Written task -
Copy all entries without alteration and skip the pictures they hold.

Records about charts and figures:
───
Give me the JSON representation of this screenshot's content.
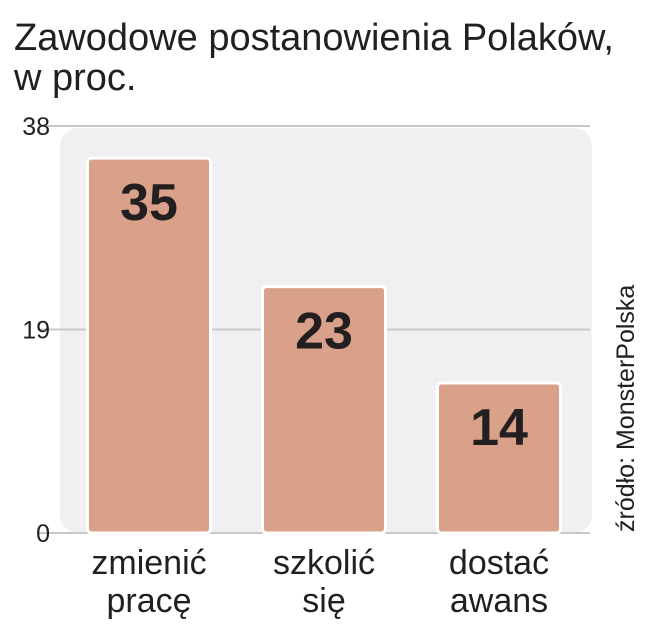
{
  "title": "Zawodowe postanowienia Polaków,",
  "subtitle": "w proc.",
  "source": "źródło: MonsterPolska",
  "colors": {
    "bar_fill": "#d9a08a",
    "bar_stroke": "#ffffff",
    "plot_bg": "#f0eff1",
    "gridline": "#c8c8c8",
    "text": "#231f20"
  },
  "chart_data": {
    "type": "bar",
    "categories": [
      [
        "zmienić",
        "pracę"
      ],
      [
        "szkolić",
        "się"
      ],
      [
        "dostać",
        "awans"
      ]
    ],
    "values": [
      35,
      23,
      14
    ],
    "data_labels": [
      "35",
      "23",
      "14"
    ],
    "ylim": [
      0,
      38
    ],
    "yticks": [
      0,
      19,
      38
    ],
    "grid": true,
    "legend": "none"
  }
}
───
Task result -
Give me the JSON representation of this screenshot's content.
{
  "title": "Zawodowe postanowienia Polaków,",
  "subtitle": "w proc.",
  "source": "źródło: MonsterPolska",
  "colors": {
    "bar_fill": "#d9a08a",
    "bar_stroke": "#ffffff",
    "plot_bg": "#f0eff1",
    "gridline": "#c8c8c8",
    "text": "#231f20"
  },
  "chart_data": {
    "type": "bar",
    "categories": [
      [
        "zmienić",
        "pracę"
      ],
      [
        "szkolić",
        "się"
      ],
      [
        "dostać",
        "awans"
      ]
    ],
    "values": [
      35,
      23,
      14
    ],
    "data_labels": [
      "35",
      "23",
      "14"
    ],
    "ylim": [
      0,
      38
    ],
    "yticks": [
      0,
      19,
      38
    ],
    "grid": true,
    "legend": "none"
  }
}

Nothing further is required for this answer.